-- begin --
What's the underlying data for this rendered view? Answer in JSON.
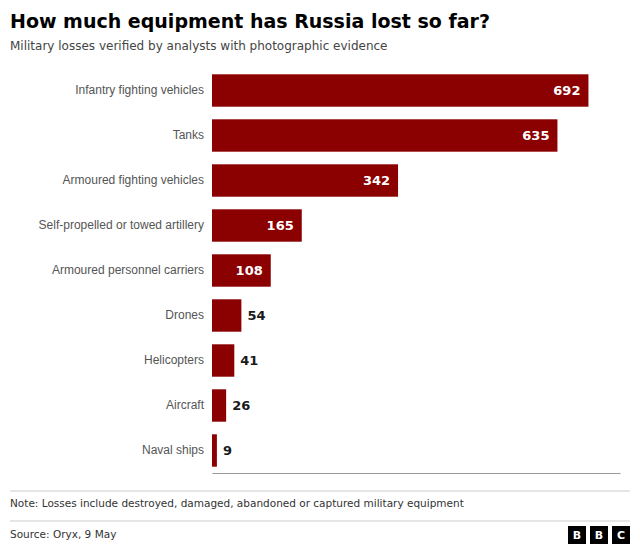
{
  "chart_data": {
    "type": "bar",
    "orientation": "horizontal",
    "title": "How much equipment has Russia lost so far?",
    "subtitle": "Military losses verified by analysts with photographic evidence",
    "note": "Note: Losses include destroyed, damaged, abandoned or captured military equipment",
    "source": "Source: Oryx, 9 May",
    "annotations": [
      "B",
      "B",
      "C"
    ],
    "categories": [
      "Infantry fighting vehicles",
      "Tanks",
      "Armoured fighting vehicles",
      "Self-propelled or towed artillery",
      "Armoured personnel carriers",
      "Drones",
      "Helicopters",
      "Aircraft",
      "Naval ships"
    ],
    "values": [
      692,
      635,
      342,
      165,
      108,
      54,
      41,
      26,
      9
    ],
    "color": "#8B0000",
    "xlim": [
      0,
      750
    ],
    "data_labels": true,
    "tick_labels": "y",
    "grid": false
  }
}
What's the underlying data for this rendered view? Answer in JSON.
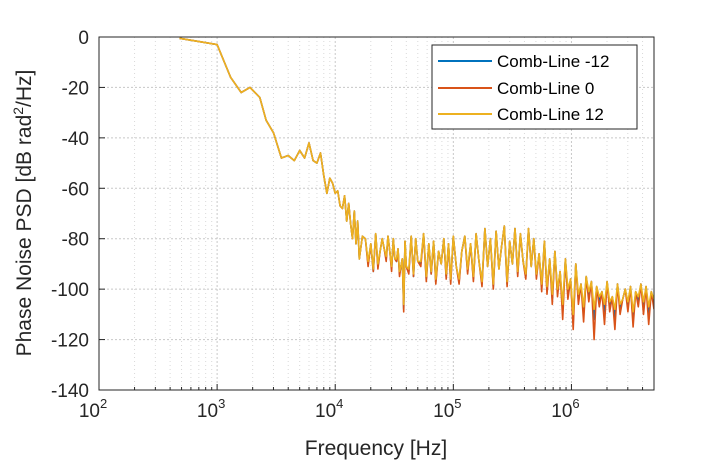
{
  "chart_data": {
    "type": "line",
    "xscale": "log",
    "xlim": [
      100,
      5000000
    ],
    "ylim": [
      -140,
      0
    ],
    "xlabel": "Frequency [Hz]",
    "ylabel_parts": [
      "Phase Noise PSD [dB rad",
      "2",
      "/Hz]"
    ],
    "x_ticks": [
      {
        "base": "10",
        "exp": "2",
        "value": 100
      },
      {
        "base": "10",
        "exp": "3",
        "value": 1000
      },
      {
        "base": "10",
        "exp": "4",
        "value": 10000
      },
      {
        "base": "10",
        "exp": "5",
        "value": 100000
      },
      {
        "base": "10",
        "exp": "6",
        "value": 1000000
      }
    ],
    "y_ticks": [
      {
        "label": "0",
        "value": 0
      },
      {
        "label": "-20",
        "value": -20
      },
      {
        "label": "-40",
        "value": -40
      },
      {
        "label": "-60",
        "value": -60
      },
      {
        "label": "-80",
        "value": -80
      },
      {
        "label": "-100",
        "value": -100
      },
      {
        "label": "-120",
        "value": -120
      },
      {
        "label": "-140",
        "value": -140
      }
    ],
    "grid": true,
    "legend_position": "top-right",
    "series": [
      {
        "name": "Comb-Line -12",
        "color": "#0072BD",
        "x": [
          480,
          1000,
          1300,
          1600,
          1900,
          2300,
          2600,
          3000,
          3500,
          4000,
          4500,
          5000,
          5500,
          6000,
          6500,
          7000,
          7500,
          8000,
          8500,
          9000,
          9500,
          10000,
          10500,
          11000,
          11500,
          12000,
          12500,
          13000,
          13500,
          14000,
          14500,
          15000,
          15500,
          16000,
          17000,
          18000,
          19000,
          20000,
          21000,
          22000,
          23000,
          24000,
          25000,
          26000,
          27000,
          28000,
          29000,
          30000,
          31000,
          32000,
          33000,
          34000,
          35000,
          36000,
          37000,
          38000,
          39000,
          40000,
          42000,
          44000,
          46000,
          48000,
          50000,
          53000,
          56000,
          59000,
          62000,
          65000,
          68000,
          71000,
          75000,
          79000,
          83000,
          87000,
          91000,
          95000,
          100000,
          106000,
          112000,
          118000,
          125000,
          132000,
          140000,
          148000,
          156000,
          165000,
          175000,
          185000,
          195000,
          206000,
          218000,
          230000,
          243000,
          256000,
          270000,
          285000,
          300000,
          316000,
          333000,
          351000,
          370000,
          390000,
          411000,
          433000,
          456000,
          480000,
          505000,
          532000,
          560000,
          590000,
          621000,
          654000,
          688000,
          724000,
          762000,
          802000,
          844000,
          888000,
          934000,
          983000,
          1034000,
          1088000,
          1145000,
          1205000,
          1268000,
          1334000,
          1404000,
          1477000,
          1554000,
          1635000,
          1720000,
          1810000,
          1904000,
          2003000,
          2107000,
          2217000,
          2332000,
          2453000,
          2581000,
          2715000,
          2856000,
          3005000,
          3161000,
          3326000,
          3499000,
          3681000,
          3873000,
          4074000,
          4286000,
          4509000,
          4744000,
          5000000
        ],
        "y": [
          -0.5,
          -3,
          -16,
          -22,
          -20,
          -24,
          -33,
          -38,
          -48,
          -47,
          -49,
          -45,
          -48,
          -42,
          -49,
          -50,
          -46,
          -55,
          -62,
          -56,
          -58,
          -62,
          -61,
          -67,
          -68,
          -63,
          -73,
          -66,
          -74,
          -80,
          -69,
          -82,
          -73,
          -88,
          -79,
          -80,
          -90,
          -82,
          -93,
          -78,
          -91,
          -85,
          -80,
          -84,
          -88,
          -79,
          -85,
          -92,
          -80,
          -88,
          -89,
          -84,
          -94,
          -91,
          -88,
          -108,
          -81,
          -91,
          -93,
          -79,
          -95,
          -80,
          -89,
          -90,
          -78,
          -96,
          -82,
          -94,
          -81,
          -97,
          -85,
          -90,
          -80,
          -95,
          -82,
          -97,
          -79,
          -91,
          -97,
          -85,
          -79,
          -93,
          -82,
          -96,
          -78,
          -89,
          -98,
          -76,
          -91,
          -80,
          -99,
          -77,
          -92,
          -83,
          -75,
          -98,
          -81,
          -90,
          -76,
          -94,
          -78,
          -89,
          -95,
          -76,
          -91,
          -80,
          -95,
          -86,
          -99,
          -81,
          -100,
          -88,
          -104,
          -85,
          -101,
          -93,
          -109,
          -88,
          -102,
          -96,
          -113,
          -90,
          -104,
          -98,
          -110,
          -95,
          -103,
          -97,
          -112,
          -99,
          -105,
          -101,
          -109,
          -97,
          -107,
          -103,
          -111,
          -98,
          -108,
          -104,
          -100,
          -107,
          -99,
          -112,
          -101,
          -105,
          -98,
          -107,
          -99,
          -110,
          -101,
          -106
        ]
      },
      {
        "name": "Comb-Line 0",
        "color": "#D95319",
        "x": [
          480,
          1000,
          1300,
          1600,
          1900,
          2300,
          2600,
          3000,
          3500,
          4000,
          4500,
          5000,
          5500,
          6000,
          6500,
          7000,
          7500,
          8000,
          8500,
          9000,
          9500,
          10000,
          10500,
          11000,
          11500,
          12000,
          12500,
          13000,
          13500,
          14000,
          14500,
          15000,
          15500,
          16000,
          17000,
          18000,
          19000,
          20000,
          21000,
          22000,
          23000,
          24000,
          25000,
          26000,
          27000,
          28000,
          29000,
          30000,
          31000,
          32000,
          33000,
          34000,
          35000,
          36000,
          37000,
          38000,
          39000,
          40000,
          42000,
          44000,
          46000,
          48000,
          50000,
          53000,
          56000,
          59000,
          62000,
          65000,
          68000,
          71000,
          75000,
          79000,
          83000,
          87000,
          91000,
          95000,
          100000,
          106000,
          112000,
          118000,
          125000,
          132000,
          140000,
          148000,
          156000,
          165000,
          175000,
          185000,
          195000,
          206000,
          218000,
          230000,
          243000,
          256000,
          270000,
          285000,
          300000,
          316000,
          333000,
          351000,
          370000,
          390000,
          411000,
          433000,
          456000,
          480000,
          505000,
          532000,
          560000,
          590000,
          621000,
          654000,
          688000,
          724000,
          762000,
          802000,
          844000,
          888000,
          934000,
          983000,
          1034000,
          1088000,
          1145000,
          1205000,
          1268000,
          1334000,
          1404000,
          1477000,
          1554000,
          1635000,
          1720000,
          1810000,
          1904000,
          2003000,
          2107000,
          2217000,
          2332000,
          2453000,
          2581000,
          2715000,
          2856000,
          3005000,
          3161000,
          3326000,
          3499000,
          3681000,
          3873000,
          4074000,
          4286000,
          4509000,
          4744000,
          5000000
        ],
        "y": [
          -0.5,
          -3,
          -16,
          -22,
          -20,
          -24,
          -33,
          -38,
          -48,
          -47,
          -49,
          -45,
          -48,
          -42,
          -49,
          -50,
          -46,
          -55,
          -62,
          -56,
          -58,
          -62,
          -61,
          -67,
          -68,
          -63,
          -73,
          -66,
          -74,
          -80,
          -69,
          -82,
          -73,
          -88,
          -79,
          -80,
          -91,
          -82,
          -93,
          -78,
          -92,
          -85,
          -80,
          -84,
          -89,
          -79,
          -85,
          -93,
          -80,
          -88,
          -89,
          -84,
          -95,
          -91,
          -88,
          -109,
          -81,
          -91,
          -94,
          -79,
          -95,
          -80,
          -89,
          -91,
          -78,
          -97,
          -82,
          -94,
          -81,
          -98,
          -85,
          -90,
          -80,
          -96,
          -82,
          -98,
          -79,
          -91,
          -98,
          -85,
          -79,
          -94,
          -82,
          -97,
          -78,
          -89,
          -99,
          -76,
          -91,
          -80,
          -100,
          -77,
          -92,
          -83,
          -75,
          -99,
          -81,
          -90,
          -76,
          -95,
          -78,
          -89,
          -96,
          -76,
          -91,
          -80,
          -96,
          -86,
          -101,
          -81,
          -102,
          -88,
          -106,
          -85,
          -103,
          -93,
          -112,
          -88,
          -104,
          -96,
          -116,
          -90,
          -106,
          -98,
          -113,
          -95,
          -105,
          -97,
          -120,
          -99,
          -107,
          -101,
          -114,
          -97,
          -109,
          -103,
          -116,
          -98,
          -110,
          -104,
          -100,
          -109,
          -99,
          -115,
          -101,
          -107,
          -98,
          -110,
          -99,
          -114,
          -101,
          -108
        ]
      },
      {
        "name": "Comb-Line 12",
        "color": "#EDB120",
        "x": [
          480,
          1000,
          1300,
          1600,
          1900,
          2300,
          2600,
          3000,
          3500,
          4000,
          4500,
          5000,
          5500,
          6000,
          6500,
          7000,
          7500,
          8000,
          8500,
          9000,
          9500,
          10000,
          10500,
          11000,
          11500,
          12000,
          12500,
          13000,
          13500,
          14000,
          14500,
          15000,
          15500,
          16000,
          17000,
          18000,
          19000,
          20000,
          21000,
          22000,
          23000,
          24000,
          25000,
          26000,
          27000,
          28000,
          29000,
          30000,
          31000,
          32000,
          33000,
          34000,
          35000,
          36000,
          37000,
          38000,
          39000,
          40000,
          42000,
          44000,
          46000,
          48000,
          50000,
          53000,
          56000,
          59000,
          62000,
          65000,
          68000,
          71000,
          75000,
          79000,
          83000,
          87000,
          91000,
          95000,
          100000,
          106000,
          112000,
          118000,
          125000,
          132000,
          140000,
          148000,
          156000,
          165000,
          175000,
          185000,
          195000,
          206000,
          218000,
          230000,
          243000,
          256000,
          270000,
          285000,
          300000,
          316000,
          333000,
          351000,
          370000,
          390000,
          411000,
          433000,
          456000,
          480000,
          505000,
          532000,
          560000,
          590000,
          621000,
          654000,
          688000,
          724000,
          762000,
          802000,
          844000,
          888000,
          934000,
          983000,
          1034000,
          1088000,
          1145000,
          1205000,
          1268000,
          1334000,
          1404000,
          1477000,
          1554000,
          1635000,
          1720000,
          1810000,
          1904000,
          2003000,
          2107000,
          2217000,
          2332000,
          2453000,
          2581000,
          2715000,
          2856000,
          3005000,
          3161000,
          3326000,
          3499000,
          3681000,
          3873000,
          4074000,
          4286000,
          4509000,
          4744000,
          5000000
        ],
        "y": [
          -0.5,
          -3,
          -16,
          -22,
          -20,
          -24,
          -33,
          -38,
          -48,
          -47,
          -49,
          -45,
          -48,
          -42,
          -49,
          -50,
          -46,
          -55,
          -62,
          -56,
          -58,
          -62,
          -61,
          -67,
          -68,
          -63,
          -73,
          -66,
          -74,
          -80,
          -69,
          -82,
          -73,
          -88,
          -79,
          -80,
          -89,
          -82,
          -92,
          -78,
          -90,
          -85,
          -80,
          -84,
          -87,
          -79,
          -85,
          -91,
          -80,
          -88,
          -88,
          -84,
          -93,
          -91,
          -88,
          -106,
          -81,
          -91,
          -92,
          -79,
          -94,
          -80,
          -89,
          -89,
          -78,
          -95,
          -82,
          -93,
          -81,
          -96,
          -85,
          -90,
          -80,
          -94,
          -82,
          -96,
          -79,
          -91,
          -96,
          -85,
          -79,
          -92,
          -82,
          -95,
          -78,
          -89,
          -97,
          -76,
          -91,
          -80,
          -98,
          -77,
          -92,
          -83,
          -75,
          -97,
          -81,
          -90,
          -76,
          -93,
          -78,
          -89,
          -94,
          -76,
          -91,
          -80,
          -94,
          -86,
          -98,
          -81,
          -99,
          -88,
          -102,
          -85,
          -100,
          -93,
          -106,
          -88,
          -100,
          -96,
          -110,
          -90,
          -102,
          -98,
          -107,
          -95,
          -101,
          -97,
          -108,
          -99,
          -103,
          -101,
          -106,
          -97,
          -105,
          -103,
          -108,
          -98,
          -106,
          -104,
          -100,
          -105,
          -99,
          -109,
          -101,
          -103,
          -98,
          -105,
          -99,
          -107,
          -101,
          -104
        ]
      }
    ]
  }
}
-- end --
**SET EXERCISE:** Search the data for "Armoured". Copy every matching line.

**ANSWER TO THE PROBLEM:**
      "Armoured fighting vehicles",
      "Armoured personnel carriers",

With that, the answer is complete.